═════ Data for this task ═════

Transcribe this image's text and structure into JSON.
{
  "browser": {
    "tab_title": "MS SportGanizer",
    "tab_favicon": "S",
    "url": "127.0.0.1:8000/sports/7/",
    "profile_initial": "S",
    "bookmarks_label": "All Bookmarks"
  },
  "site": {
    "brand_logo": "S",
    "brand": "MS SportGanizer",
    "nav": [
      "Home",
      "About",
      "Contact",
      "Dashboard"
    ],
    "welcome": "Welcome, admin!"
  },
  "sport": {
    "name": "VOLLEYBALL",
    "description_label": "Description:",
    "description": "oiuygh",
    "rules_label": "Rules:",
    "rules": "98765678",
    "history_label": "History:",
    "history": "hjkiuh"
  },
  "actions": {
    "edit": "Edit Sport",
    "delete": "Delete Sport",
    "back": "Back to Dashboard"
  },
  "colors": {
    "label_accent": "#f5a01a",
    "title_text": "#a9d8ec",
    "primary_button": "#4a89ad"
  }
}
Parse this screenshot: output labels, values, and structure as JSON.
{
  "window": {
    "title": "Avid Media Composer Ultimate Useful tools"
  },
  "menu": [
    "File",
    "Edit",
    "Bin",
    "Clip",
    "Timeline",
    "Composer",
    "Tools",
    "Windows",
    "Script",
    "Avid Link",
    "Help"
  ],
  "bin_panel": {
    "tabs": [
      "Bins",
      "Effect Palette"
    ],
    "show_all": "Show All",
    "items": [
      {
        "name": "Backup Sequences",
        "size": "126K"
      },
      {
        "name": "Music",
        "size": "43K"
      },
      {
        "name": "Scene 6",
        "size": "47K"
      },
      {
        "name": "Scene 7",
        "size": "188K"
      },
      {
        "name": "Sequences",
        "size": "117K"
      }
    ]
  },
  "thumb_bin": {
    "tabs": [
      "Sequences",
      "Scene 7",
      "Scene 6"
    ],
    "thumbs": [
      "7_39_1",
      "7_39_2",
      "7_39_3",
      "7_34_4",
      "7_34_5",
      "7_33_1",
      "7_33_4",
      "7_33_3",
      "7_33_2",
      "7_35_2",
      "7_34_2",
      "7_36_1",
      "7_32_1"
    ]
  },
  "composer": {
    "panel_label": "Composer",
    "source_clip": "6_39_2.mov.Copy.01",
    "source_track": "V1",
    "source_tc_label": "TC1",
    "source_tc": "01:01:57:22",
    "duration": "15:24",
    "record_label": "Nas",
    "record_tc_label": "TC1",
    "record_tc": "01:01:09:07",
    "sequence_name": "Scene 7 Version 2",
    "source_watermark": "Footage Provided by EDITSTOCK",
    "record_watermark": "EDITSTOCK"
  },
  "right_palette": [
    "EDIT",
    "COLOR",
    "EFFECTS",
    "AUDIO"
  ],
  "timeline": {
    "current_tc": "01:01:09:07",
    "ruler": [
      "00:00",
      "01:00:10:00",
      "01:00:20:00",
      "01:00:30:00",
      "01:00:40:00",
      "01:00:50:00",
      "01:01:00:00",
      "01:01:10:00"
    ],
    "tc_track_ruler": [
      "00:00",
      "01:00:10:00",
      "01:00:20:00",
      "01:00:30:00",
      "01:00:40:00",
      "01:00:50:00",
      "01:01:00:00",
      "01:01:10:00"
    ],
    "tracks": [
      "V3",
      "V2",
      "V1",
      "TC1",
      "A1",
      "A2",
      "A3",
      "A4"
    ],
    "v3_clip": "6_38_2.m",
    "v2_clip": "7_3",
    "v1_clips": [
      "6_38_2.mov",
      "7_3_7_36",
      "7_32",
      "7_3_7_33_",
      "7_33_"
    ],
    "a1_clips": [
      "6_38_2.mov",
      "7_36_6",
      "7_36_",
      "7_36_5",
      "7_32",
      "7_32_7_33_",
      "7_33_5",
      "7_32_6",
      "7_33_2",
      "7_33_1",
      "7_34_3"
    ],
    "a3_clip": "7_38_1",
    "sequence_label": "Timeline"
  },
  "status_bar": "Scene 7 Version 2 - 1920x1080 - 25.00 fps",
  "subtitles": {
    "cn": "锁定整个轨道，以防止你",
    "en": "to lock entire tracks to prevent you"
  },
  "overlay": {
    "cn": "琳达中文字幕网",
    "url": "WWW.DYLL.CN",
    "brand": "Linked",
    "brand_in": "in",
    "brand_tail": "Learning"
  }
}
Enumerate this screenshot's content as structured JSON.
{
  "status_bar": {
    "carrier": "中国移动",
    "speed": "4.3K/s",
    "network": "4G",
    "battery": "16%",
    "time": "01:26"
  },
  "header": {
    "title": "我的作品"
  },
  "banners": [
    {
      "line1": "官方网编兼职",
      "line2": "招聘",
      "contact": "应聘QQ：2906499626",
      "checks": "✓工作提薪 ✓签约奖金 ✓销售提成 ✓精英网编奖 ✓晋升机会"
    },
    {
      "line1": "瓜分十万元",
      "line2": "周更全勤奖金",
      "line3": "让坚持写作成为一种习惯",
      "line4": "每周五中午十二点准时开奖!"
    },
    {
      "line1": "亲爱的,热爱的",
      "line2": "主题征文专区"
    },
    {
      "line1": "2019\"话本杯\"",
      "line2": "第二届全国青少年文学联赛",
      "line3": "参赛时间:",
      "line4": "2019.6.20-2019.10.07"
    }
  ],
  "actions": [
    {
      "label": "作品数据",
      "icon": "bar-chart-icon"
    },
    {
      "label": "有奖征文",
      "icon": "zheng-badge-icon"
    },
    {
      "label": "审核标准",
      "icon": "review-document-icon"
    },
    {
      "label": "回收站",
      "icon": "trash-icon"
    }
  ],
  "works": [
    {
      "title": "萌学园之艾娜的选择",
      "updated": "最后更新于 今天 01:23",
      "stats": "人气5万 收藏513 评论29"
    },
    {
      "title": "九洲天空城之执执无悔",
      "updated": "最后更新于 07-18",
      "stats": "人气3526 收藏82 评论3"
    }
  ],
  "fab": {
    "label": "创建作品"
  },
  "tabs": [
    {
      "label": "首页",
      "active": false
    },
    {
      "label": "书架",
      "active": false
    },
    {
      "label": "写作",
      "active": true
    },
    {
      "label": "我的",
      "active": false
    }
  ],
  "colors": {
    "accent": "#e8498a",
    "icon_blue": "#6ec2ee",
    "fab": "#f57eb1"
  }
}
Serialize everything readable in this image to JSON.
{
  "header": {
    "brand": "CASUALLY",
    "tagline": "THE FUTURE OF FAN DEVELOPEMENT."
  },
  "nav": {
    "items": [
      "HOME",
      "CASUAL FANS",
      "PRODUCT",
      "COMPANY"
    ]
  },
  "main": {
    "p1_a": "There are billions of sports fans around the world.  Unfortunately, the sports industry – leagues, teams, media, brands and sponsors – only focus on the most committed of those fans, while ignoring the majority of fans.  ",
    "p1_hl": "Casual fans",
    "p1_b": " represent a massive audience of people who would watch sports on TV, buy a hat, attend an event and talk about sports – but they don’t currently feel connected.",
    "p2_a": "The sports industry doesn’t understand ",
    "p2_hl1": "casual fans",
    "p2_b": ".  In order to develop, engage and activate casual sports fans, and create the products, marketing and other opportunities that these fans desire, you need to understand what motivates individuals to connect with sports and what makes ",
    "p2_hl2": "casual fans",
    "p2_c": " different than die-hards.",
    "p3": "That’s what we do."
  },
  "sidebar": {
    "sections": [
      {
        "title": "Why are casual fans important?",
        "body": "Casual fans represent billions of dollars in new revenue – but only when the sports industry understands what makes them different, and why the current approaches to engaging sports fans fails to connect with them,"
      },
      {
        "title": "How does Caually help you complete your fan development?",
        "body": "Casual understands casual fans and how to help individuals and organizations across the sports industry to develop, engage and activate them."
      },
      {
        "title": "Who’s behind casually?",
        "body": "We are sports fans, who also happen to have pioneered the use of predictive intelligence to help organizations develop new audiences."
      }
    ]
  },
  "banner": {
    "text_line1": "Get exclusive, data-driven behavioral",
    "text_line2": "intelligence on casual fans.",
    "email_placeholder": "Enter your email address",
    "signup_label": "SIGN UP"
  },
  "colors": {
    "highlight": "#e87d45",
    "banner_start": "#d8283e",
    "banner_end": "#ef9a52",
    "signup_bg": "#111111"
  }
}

═════

*What this task involves*: Using the entries above, return each line that includes the word "different".

*Output below*:
    "p2_c": " different than die-hards.",
        "body": "Casual fans represent billions of dollars in new revenue – but only when the sports industry understands what makes them different, and why the current approaches to engaging sports fans fails to connect with them,"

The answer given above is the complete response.